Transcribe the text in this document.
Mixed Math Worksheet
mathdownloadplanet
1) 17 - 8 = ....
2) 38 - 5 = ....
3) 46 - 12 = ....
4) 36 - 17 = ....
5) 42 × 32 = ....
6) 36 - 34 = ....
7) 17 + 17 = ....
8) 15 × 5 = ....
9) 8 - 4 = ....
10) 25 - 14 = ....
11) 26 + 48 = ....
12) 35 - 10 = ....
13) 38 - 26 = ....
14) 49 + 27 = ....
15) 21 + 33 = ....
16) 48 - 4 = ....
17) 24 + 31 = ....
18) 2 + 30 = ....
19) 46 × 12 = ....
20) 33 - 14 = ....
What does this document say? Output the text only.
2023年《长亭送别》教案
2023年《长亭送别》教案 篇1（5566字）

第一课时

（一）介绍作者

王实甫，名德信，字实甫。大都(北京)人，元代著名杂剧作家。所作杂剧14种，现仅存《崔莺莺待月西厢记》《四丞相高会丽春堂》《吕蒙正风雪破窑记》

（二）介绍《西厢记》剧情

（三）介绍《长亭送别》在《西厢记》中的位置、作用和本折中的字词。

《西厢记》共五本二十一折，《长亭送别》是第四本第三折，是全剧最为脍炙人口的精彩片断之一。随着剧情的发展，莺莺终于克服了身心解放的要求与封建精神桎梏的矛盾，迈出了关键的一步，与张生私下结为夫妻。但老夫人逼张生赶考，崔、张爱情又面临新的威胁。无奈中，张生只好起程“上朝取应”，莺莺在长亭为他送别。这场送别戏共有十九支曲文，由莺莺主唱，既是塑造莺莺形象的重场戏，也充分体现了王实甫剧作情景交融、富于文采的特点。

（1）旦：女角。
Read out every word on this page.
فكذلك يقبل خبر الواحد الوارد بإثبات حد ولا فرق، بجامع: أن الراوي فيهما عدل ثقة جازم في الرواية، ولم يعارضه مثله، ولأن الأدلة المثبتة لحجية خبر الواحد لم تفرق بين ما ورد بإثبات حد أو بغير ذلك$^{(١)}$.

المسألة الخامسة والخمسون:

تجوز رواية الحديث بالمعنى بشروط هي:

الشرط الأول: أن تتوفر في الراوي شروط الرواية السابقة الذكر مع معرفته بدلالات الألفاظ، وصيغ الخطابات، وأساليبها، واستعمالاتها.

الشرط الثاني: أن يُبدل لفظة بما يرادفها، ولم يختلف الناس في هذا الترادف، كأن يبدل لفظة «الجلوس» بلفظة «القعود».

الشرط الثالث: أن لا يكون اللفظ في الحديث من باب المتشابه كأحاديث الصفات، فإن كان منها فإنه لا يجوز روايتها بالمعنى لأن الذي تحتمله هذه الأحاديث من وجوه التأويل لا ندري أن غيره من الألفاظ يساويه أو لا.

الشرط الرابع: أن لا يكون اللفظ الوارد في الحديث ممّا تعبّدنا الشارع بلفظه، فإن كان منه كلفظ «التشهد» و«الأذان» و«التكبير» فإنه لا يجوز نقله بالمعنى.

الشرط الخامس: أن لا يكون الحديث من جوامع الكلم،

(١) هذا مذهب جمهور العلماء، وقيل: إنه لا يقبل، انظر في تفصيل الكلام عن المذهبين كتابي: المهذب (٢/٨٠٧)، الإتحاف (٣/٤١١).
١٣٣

## [Task brief]
Can you give every line above again, exactly as written?

## [Exercise response]
Transcribe the text in this document.
Mixed Math Worksheet
mathdownloadplanet
1) 17 - 8 = ....
2) 38 - 5 = ....
3) 46 - 12 = ....
4) 36 - 17 = ....
5) 42 × 32 = ....
6) 36 - 34 = ....
7) 17 + 17 = ....
8) 15 × 5 = ....
9) 8 - 4 = ....
10) 25 - 14 = ....
11) 26 + 48 = ....
12) 35 - 10 = ....
13) 38 - 26 = ....
14) 49 + 27 = ....
15) 21 + 33 = ....
16) 48 - 4 = ....
17) 24 + 31 = ....
18) 2 + 30 = ....
19) 46 × 12 = ....
20) 33 - 14 = ....
What does this document say? Output the text only.
2023年《长亭送别》教案
2023年《长亭送别》教案 篇1（5566字）

第一课时

（一）介绍作者

王实甫，名德信，字实甫。大都(北京)人，元代著名杂剧作家。所作杂剧14种，现仅存《崔莺莺待月西厢记》《四丞相高会丽春堂》《吕蒙正风雪破窑记》

（二）介绍《西厢记》剧情

（三）介绍《长亭送别》在《西厢记》中的位置、作用和本折中的字词。

《西厢记》共五本二十一折，《长亭送别》是第四本第三折，是全剧最为脍炙人口的精彩片断之一。随着剧情的发展，莺莺终于克服了身心解放的要求与封建精神桎梏的矛盾，迈出了关键的一步，与张生私下结为夫妻。但老夫人逼张生赶考，崔、张爱情又面临新的威胁。无奈中，张生只好起程“上朝取应”，莺莺在长亭为他送别。这场送别戏共有十九支曲文，由莺莺主唱，既是塑造莺莺形象的重场戏，也充分体现了王实甫剧作情景交融、富于文采的特点。

（1）旦：女角。
Read out every word on this page.
فكذلك يقبل خبر الواحد الوارد بإثبات حد ولا فرق، بجامع: أن الراوي فيهما عدل ثقة جازم في الرواية، ولم يعارضه مثله، ولأن الأدلة المثبتة لحجية خبر الواحد لم تفرق بين ما ورد بإثبات حد أو بغير ذلك$^{(١)}$.

المسألة الخامسة والخمسون:

تجوز رواية الحديث بالمعنى بشروط هي:

الشرط الأول: أن تتوفر في الراوي شروط الرواية السابقة الذكر مع معرفته بدلالات الألفاظ، وصيغ الخطابات، وأساليبها، واستعمالاتها.

الشرط الثاني: أن يُبدل لفظة بما يرادفها، ولم يختلف الناس في هذا الترادف، كأن يبدل لفظة «الجلوس» بلفظة «القعود».

الشرط الثالث: أن لا يكون اللفظ في الحديث من باب المتشابه كأحاديث الصفات، فإن كان منها فإنه لا يجوز روايتها بالمعنى لأن الذي تحتمله هذه الأحاديث من وجوه التأويل لا ندري أن غيره من الألفاظ يساويه أو لا.

الشرط الرابع: أن لا يكون اللفظ الوارد في الحديث ممّا تعبّدنا الشارع بلفظه، فإن كان منه كلفظ «التشهد» و«الأذان» و«التكبير» فإنه لا يجوز نقله بالمعنى.

الشرط الخامس: أن لا يكون الحديث من جوامع الكلم،

(١) هذا مذهب جمهور العلماء، وقيل: إنه لا يقبل، انظر في تفصيل الكلام عن المذهبين كتابي: المهذب (٢/٨٠٧)، الإتحاف (٣/٤١١).
١٣٣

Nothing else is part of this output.